WHAT IS REQUIRED
Check every line below for the word "name" and show those that hold it.

EXERCISE MATERIAL
BEGIN

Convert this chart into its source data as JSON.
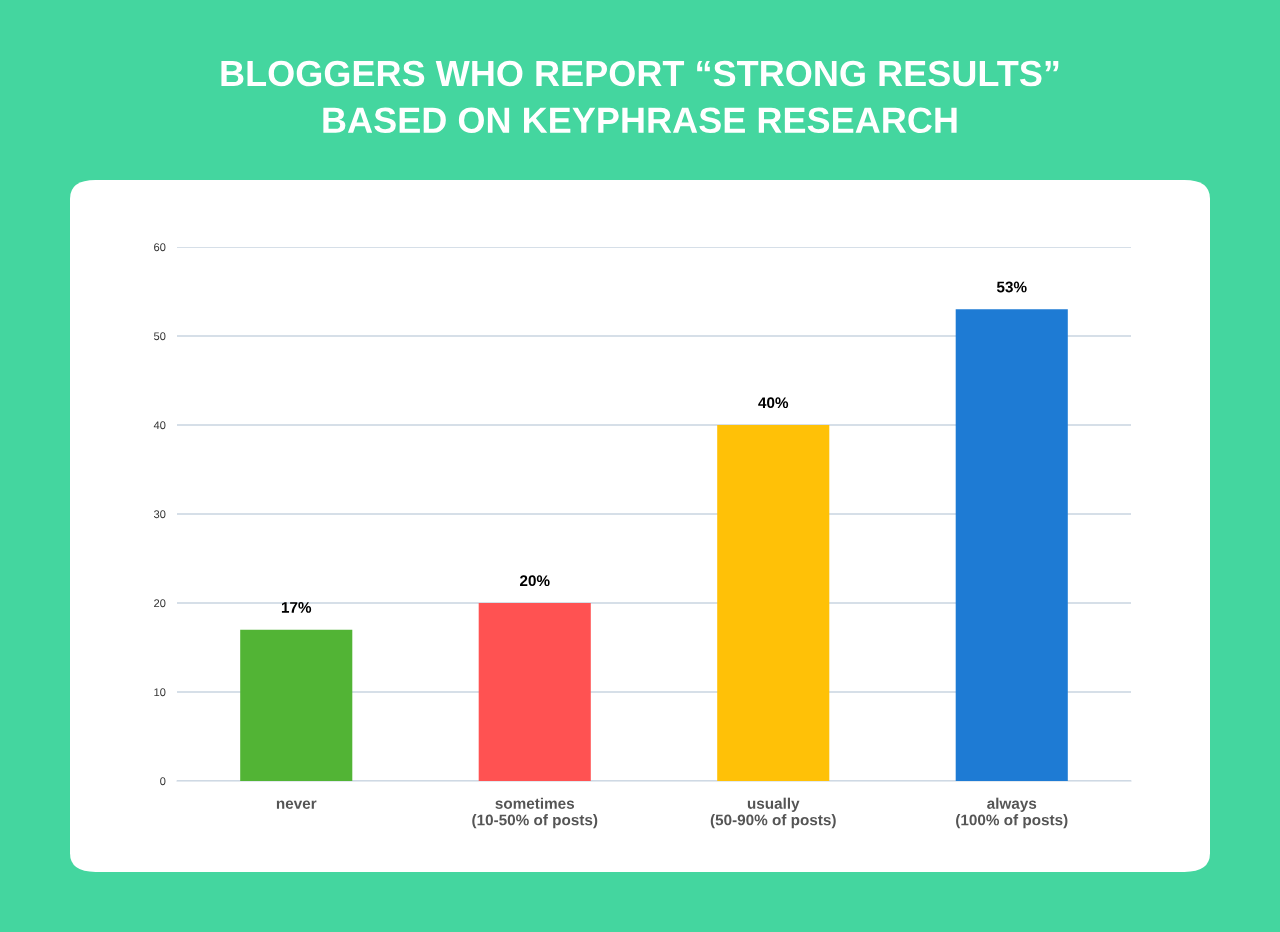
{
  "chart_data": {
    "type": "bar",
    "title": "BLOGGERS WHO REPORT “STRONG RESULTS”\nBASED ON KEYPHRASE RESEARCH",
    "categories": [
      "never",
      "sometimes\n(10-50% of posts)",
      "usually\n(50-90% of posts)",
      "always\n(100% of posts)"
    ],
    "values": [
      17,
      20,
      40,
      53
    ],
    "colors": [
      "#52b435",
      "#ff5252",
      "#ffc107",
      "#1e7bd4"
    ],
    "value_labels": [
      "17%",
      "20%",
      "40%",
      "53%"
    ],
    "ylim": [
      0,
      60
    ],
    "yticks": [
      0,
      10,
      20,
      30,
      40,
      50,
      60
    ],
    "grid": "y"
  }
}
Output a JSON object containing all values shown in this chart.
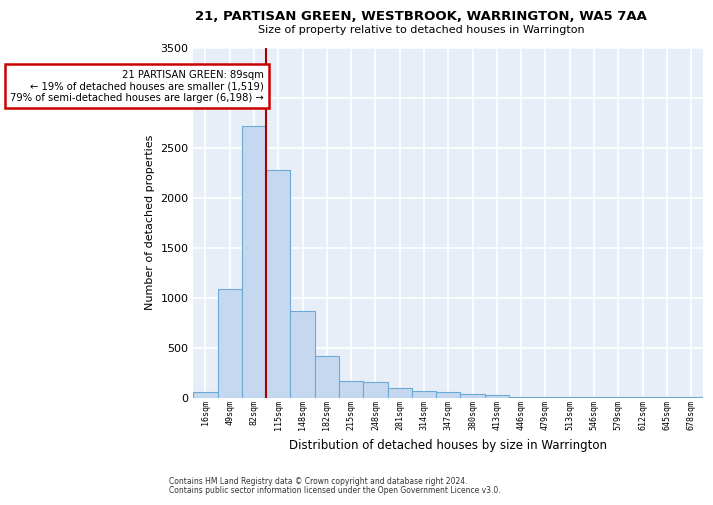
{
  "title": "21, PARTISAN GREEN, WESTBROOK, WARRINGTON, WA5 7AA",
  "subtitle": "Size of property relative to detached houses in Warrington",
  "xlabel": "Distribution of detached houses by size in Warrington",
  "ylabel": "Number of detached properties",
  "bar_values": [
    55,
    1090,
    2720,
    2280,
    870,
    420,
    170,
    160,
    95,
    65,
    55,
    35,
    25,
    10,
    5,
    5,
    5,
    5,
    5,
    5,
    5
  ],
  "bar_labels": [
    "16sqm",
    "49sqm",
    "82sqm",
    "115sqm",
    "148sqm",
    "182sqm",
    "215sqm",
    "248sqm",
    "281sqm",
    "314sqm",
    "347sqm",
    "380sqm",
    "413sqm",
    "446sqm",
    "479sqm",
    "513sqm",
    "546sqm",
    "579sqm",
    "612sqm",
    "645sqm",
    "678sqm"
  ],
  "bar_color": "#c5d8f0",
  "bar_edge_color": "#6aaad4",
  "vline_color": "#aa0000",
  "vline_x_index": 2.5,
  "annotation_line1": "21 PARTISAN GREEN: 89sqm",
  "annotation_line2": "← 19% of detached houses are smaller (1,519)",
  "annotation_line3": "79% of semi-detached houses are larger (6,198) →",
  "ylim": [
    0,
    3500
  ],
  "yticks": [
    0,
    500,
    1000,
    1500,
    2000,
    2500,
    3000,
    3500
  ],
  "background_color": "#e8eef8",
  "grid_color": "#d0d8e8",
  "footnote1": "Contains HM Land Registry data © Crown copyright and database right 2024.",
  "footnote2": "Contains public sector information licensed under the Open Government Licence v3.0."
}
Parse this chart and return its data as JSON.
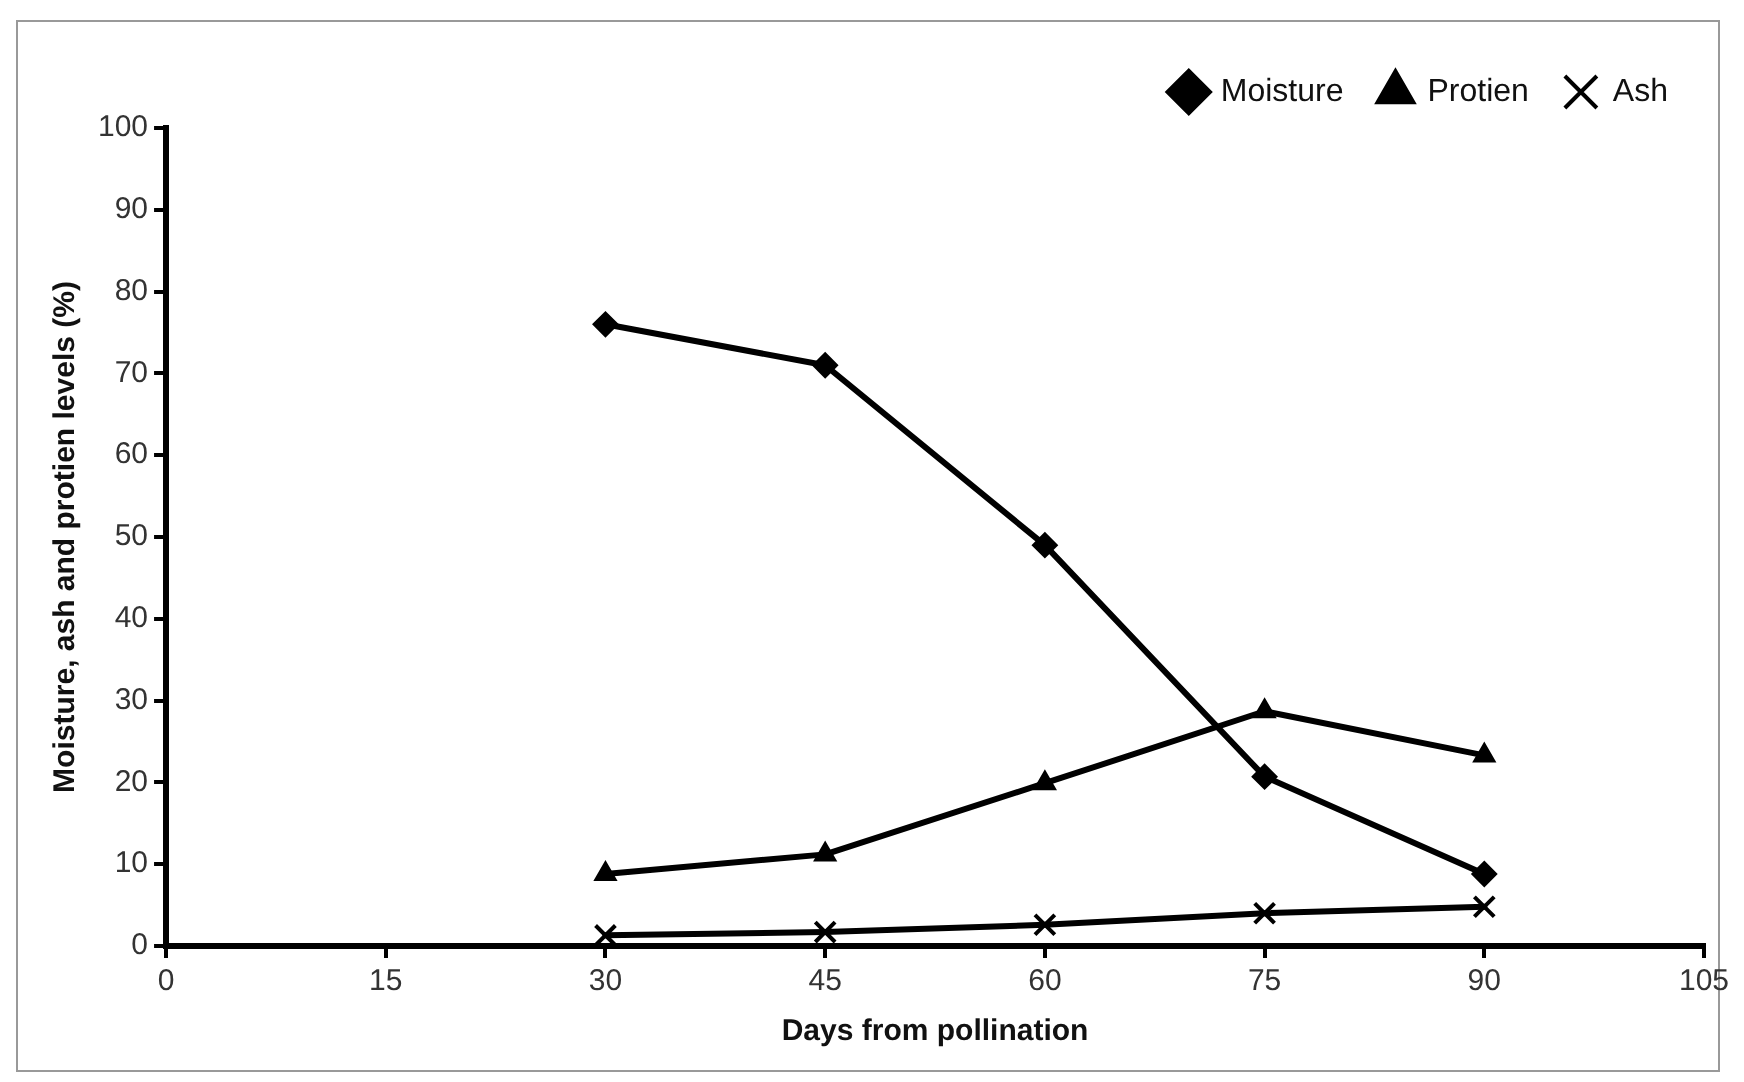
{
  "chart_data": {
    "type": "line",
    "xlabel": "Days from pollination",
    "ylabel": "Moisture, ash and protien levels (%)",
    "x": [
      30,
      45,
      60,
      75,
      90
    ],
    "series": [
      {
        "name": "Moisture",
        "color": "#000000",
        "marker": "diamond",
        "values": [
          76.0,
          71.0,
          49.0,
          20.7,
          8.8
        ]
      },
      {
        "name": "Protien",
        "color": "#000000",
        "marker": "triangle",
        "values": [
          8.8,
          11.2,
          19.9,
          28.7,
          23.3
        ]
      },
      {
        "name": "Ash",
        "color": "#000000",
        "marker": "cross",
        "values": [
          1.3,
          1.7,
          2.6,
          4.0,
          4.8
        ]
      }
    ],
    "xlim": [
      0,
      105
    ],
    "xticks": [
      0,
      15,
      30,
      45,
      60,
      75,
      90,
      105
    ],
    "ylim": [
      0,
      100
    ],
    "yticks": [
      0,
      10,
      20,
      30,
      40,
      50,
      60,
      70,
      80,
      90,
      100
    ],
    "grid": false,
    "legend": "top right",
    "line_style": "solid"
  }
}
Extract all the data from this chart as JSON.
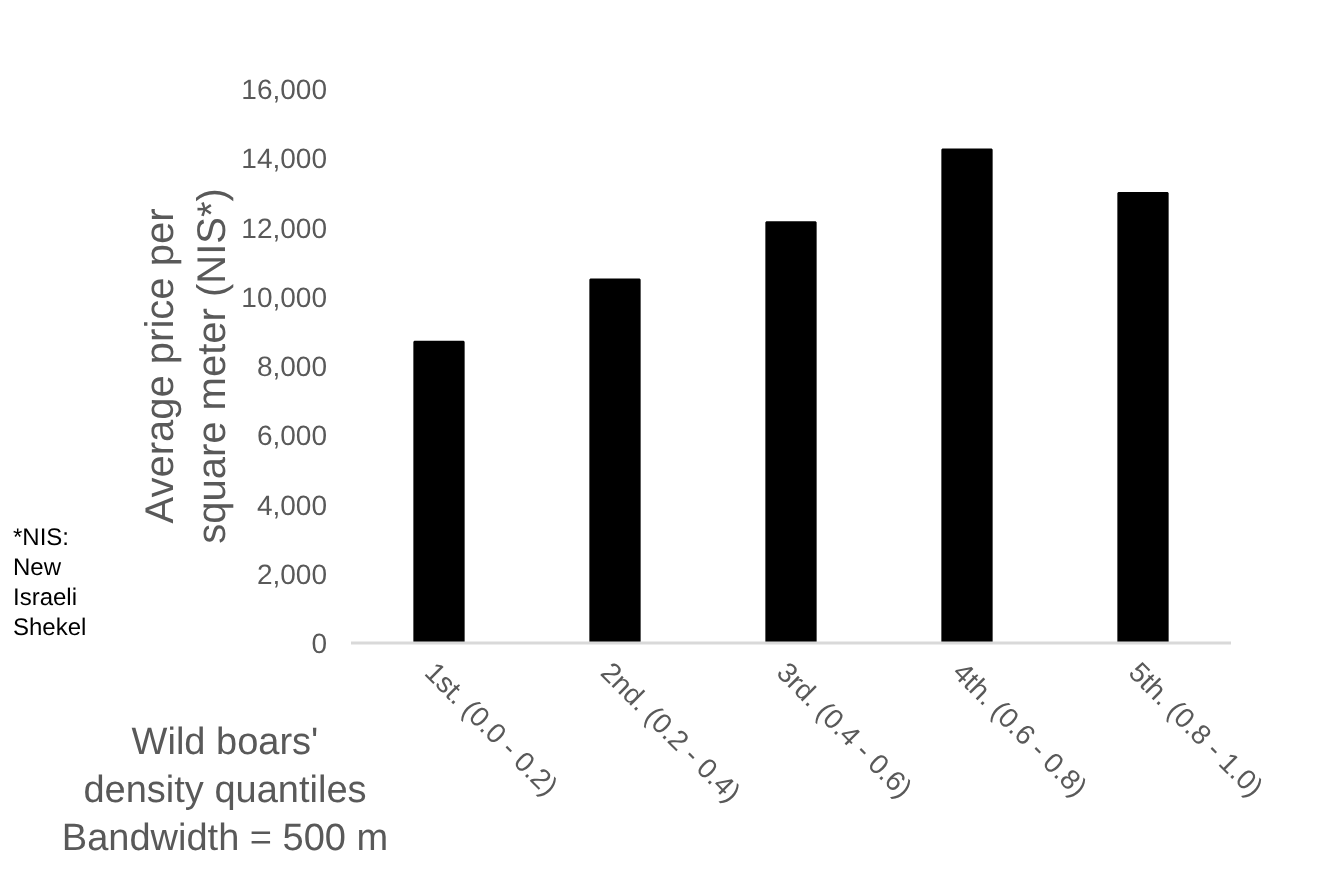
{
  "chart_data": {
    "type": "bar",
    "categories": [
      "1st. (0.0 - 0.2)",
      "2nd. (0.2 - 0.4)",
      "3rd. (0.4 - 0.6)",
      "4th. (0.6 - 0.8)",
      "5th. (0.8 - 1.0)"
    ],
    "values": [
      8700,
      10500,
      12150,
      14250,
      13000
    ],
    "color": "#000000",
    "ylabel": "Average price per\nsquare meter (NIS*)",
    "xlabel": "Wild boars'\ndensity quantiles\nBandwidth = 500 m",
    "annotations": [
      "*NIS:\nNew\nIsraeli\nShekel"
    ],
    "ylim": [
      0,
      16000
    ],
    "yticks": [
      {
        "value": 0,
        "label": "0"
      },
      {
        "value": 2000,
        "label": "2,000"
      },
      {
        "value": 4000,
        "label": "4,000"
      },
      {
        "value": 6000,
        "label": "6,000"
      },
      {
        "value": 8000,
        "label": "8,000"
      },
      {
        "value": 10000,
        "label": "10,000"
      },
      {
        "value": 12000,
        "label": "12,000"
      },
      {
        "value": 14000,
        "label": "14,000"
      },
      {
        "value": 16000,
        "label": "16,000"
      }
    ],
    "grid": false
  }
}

END

TASK SOLUTION
        "name": "Moisture",
        "name": "Protien",
        "name": "Ash",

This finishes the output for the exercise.